**Your task:** Lay out the records from the line with "x-tick-label: 6: [932, 845, 956, 885]" to the line with "x-tick-label: 2: [2086, 859, 2110, 899]" as a Markdown table. Use the columns Row and Entry, number each row, and skip any blank lines.

**Data for this task:**
"""
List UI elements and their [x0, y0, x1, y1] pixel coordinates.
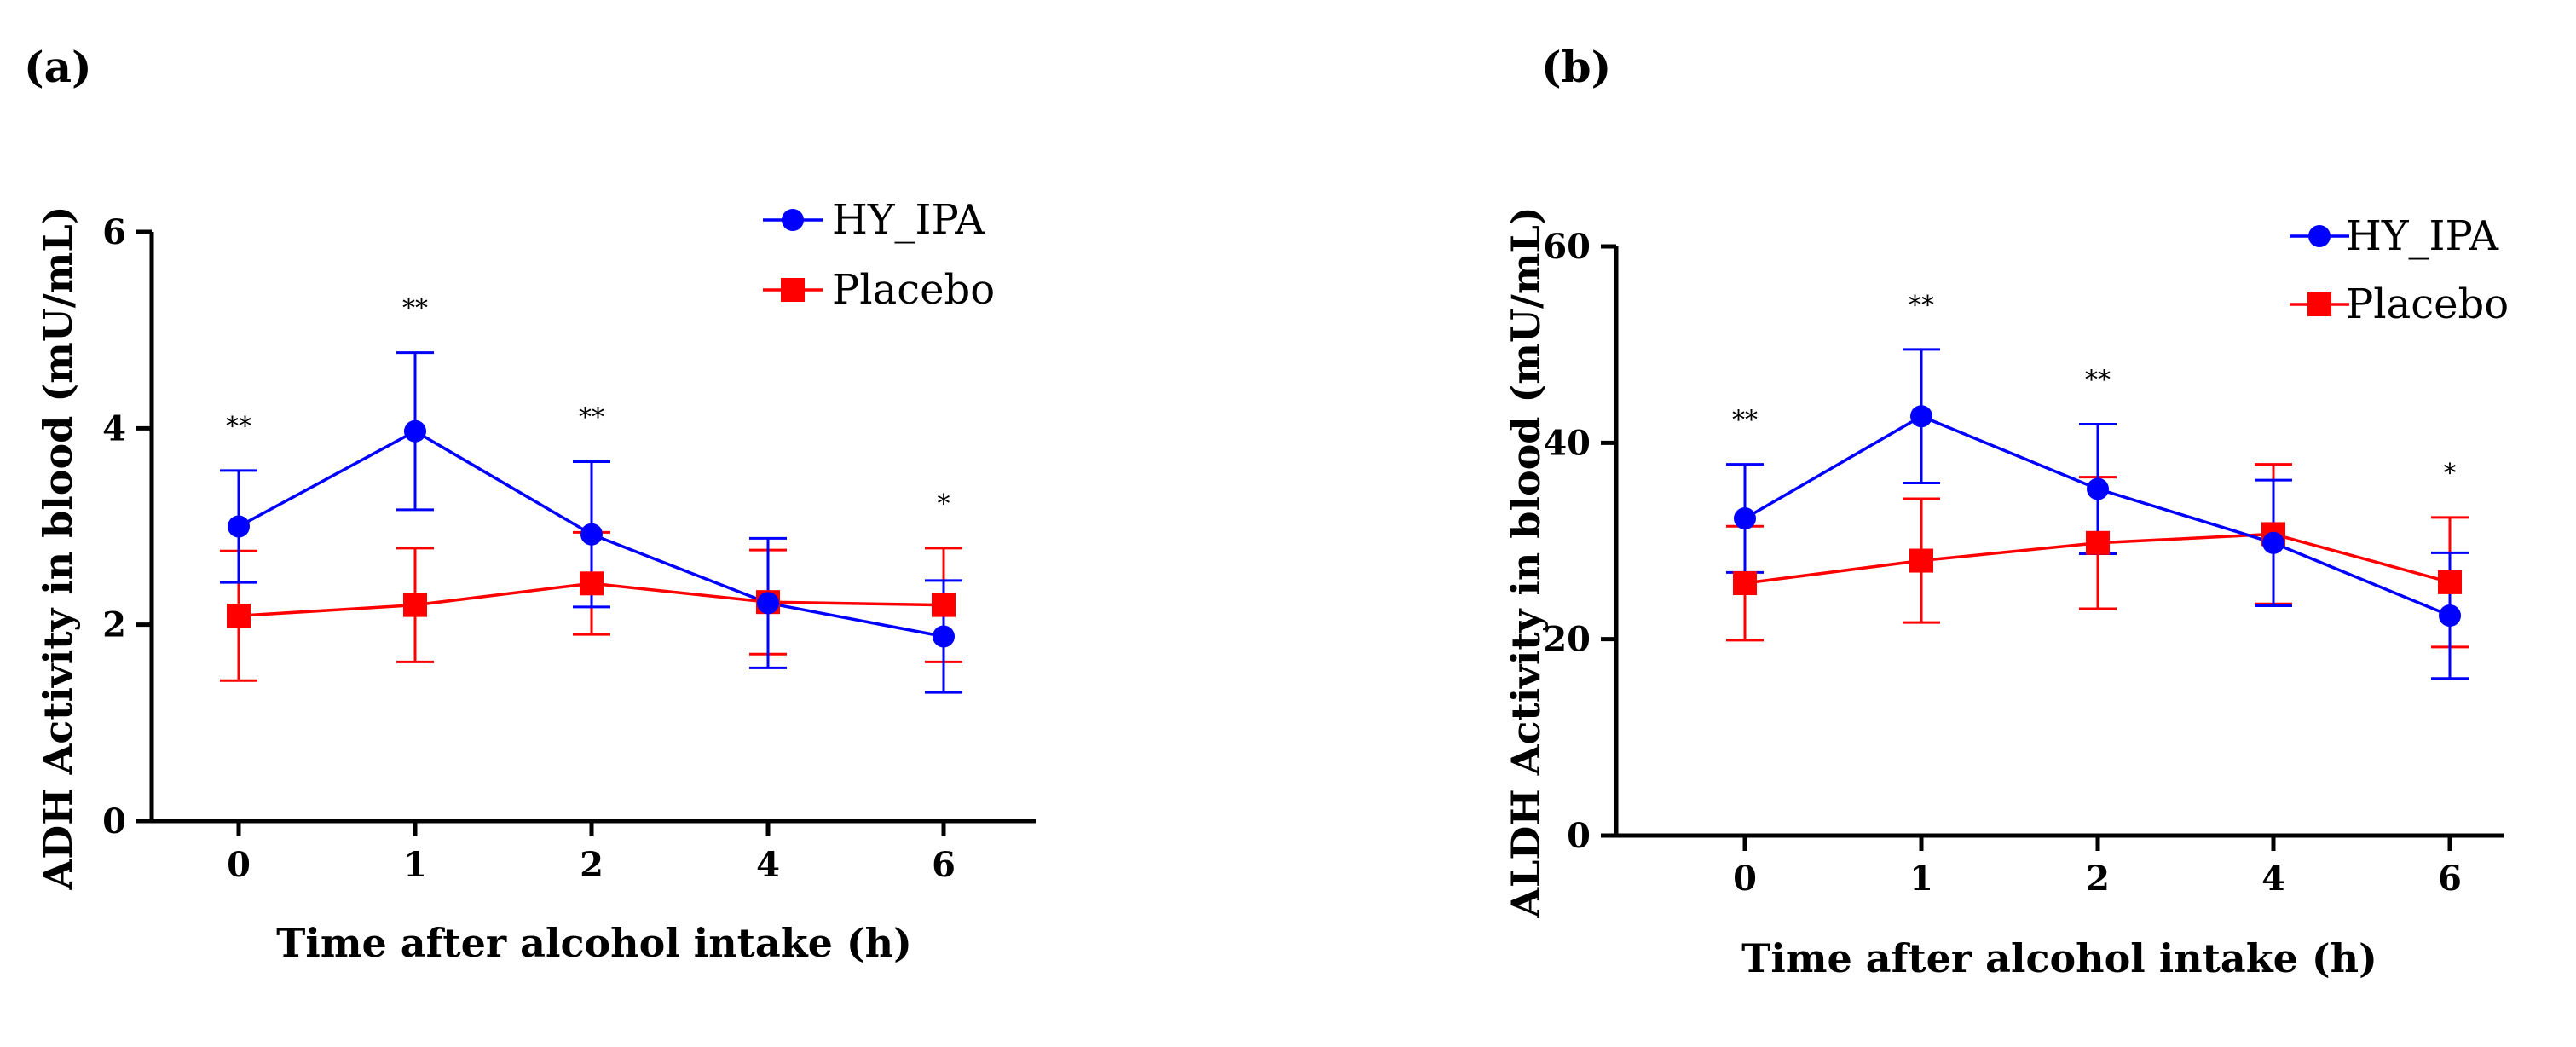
x-tick-label: 6: [932, 845, 956, 885]
x-tick-label: 0: [227, 845, 251, 885]
significance-marker: *: [938, 489, 950, 519]
data-point-hy_ipa: [2262, 531, 2284, 554]
legend-label: Placebo: [832, 266, 995, 314]
significance-marker: **: [226, 412, 251, 442]
legend-label: Placebo: [2346, 281, 2509, 328]
y-tick-label: 40: [1543, 423, 1591, 463]
data-point-placebo: [1733, 571, 1757, 596]
significance-marker: **: [402, 294, 428, 324]
data-point-hy_ipa: [1910, 405, 1932, 428]
significance-marker: **: [579, 402, 604, 432]
x-tick-label: 2: [2086, 859, 2110, 899]
y-tick-label: 2: [102, 605, 126, 645]
panel-b: (b) 0 20 40 60 0 1 2 4 6 Time after alcohol intake…: [1503, 42, 2509, 981]
y-tick-label: 0: [102, 801, 126, 842]
legend-marker: [782, 209, 804, 231]
x-tick-label: 6: [2438, 859, 2462, 899]
y-tick-label: 60: [1543, 227, 1591, 267]
x-tick-label: 1: [403, 845, 427, 885]
data-point-hy_ipa: [228, 515, 250, 538]
data-point-placebo: [2438, 570, 2462, 594]
legend-marker: [781, 278, 805, 302]
x-axis-title: Time after alcohol intake (h): [1741, 935, 2377, 981]
data-point-hy_ipa: [2087, 477, 2109, 500]
x-axis-title: Time after alcohol intake (h): [276, 920, 912, 966]
x-tick-label: 4: [2261, 859, 2285, 899]
y-axis-title: ADH Activity in blood (mU/mL): [35, 206, 81, 891]
y-tick-label: 0: [1567, 816, 1591, 856]
y-axis-title: ALDH Activity in blood (mU/mL): [1503, 206, 1549, 918]
x-tick-label: 2: [580, 845, 604, 885]
panel-a: (a) 0 2 4 6 0 1 2 4 6 Time after alcohol intake (h…: [24, 42, 1036, 966]
y-tick-label: 6: [102, 212, 126, 252]
data-point-placebo: [1909, 548, 1933, 573]
data-point-placebo: [932, 593, 956, 617]
data-point-placebo: [403, 593, 427, 617]
y-tick-label: 20: [1543, 620, 1591, 660]
data-point-hy_ipa: [2439, 604, 2461, 628]
data-point-placebo: [580, 571, 604, 596]
y-tick-label: 4: [102, 408, 126, 448]
data-point-hy_ipa: [404, 419, 426, 443]
legend-marker: [2308, 225, 2331, 247]
x-tick-label: 4: [756, 845, 780, 885]
x-tick-label: 0: [1733, 859, 1757, 899]
significance-marker: **: [2085, 365, 2111, 395]
data-point-placebo: [2086, 530, 2110, 555]
data-point-hy_ipa: [757, 592, 779, 615]
x-tick-label: 1: [1909, 859, 1933, 899]
significance-marker: **: [1909, 291, 1934, 321]
data-point-hy_ipa: [580, 523, 603, 546]
data-point-hy_ipa: [1734, 507, 1756, 530]
panel-label: (b): [1541, 42, 1611, 92]
significance-marker: **: [1732, 406, 1758, 436]
legend-label: HY_IPA: [2346, 212, 2499, 260]
legend-label: HY_IPA: [832, 196, 985, 244]
panel-label: (a): [24, 42, 92, 92]
legend-marker: [2307, 292, 2331, 316]
data-point-hy_ipa: [933, 625, 955, 648]
data-point-placebo: [227, 604, 251, 628]
significance-marker: *: [2444, 459, 2457, 489]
"""
**Result of the task:**
| Row | Entry |
|---|---|
| 1 | x-tick-label: 6: [932, 845, 956, 885] |
| 2 | x-tick-label: 0: [227, 845, 251, 885] |
| 3 | significance-marker: *: [938, 489, 950, 519] |
| 4 | data-point-hy_ipa: [2262, 531, 2284, 554] |
| 5 | legend-label: Placebo: [832, 266, 995, 314] |
| 6 | significance-marker: **: [226, 412, 251, 442] |
| 7 | legend-label: Placebo: [2346, 281, 2509, 328] |
| 8 | y-tick-label: 40: [1543, 423, 1591, 463] |
| 9 | data-point-placebo: [1733, 571, 1757, 596] |
| 10 | significance-marker: **: [402, 294, 428, 324] |
| 11 | data-point-hy_ipa: [1910, 405, 1932, 428] |
| 12 | significance-marker: **: [579, 402, 604, 432] |
| 13 | x-tick-label: 2: [2086, 859, 2110, 899] |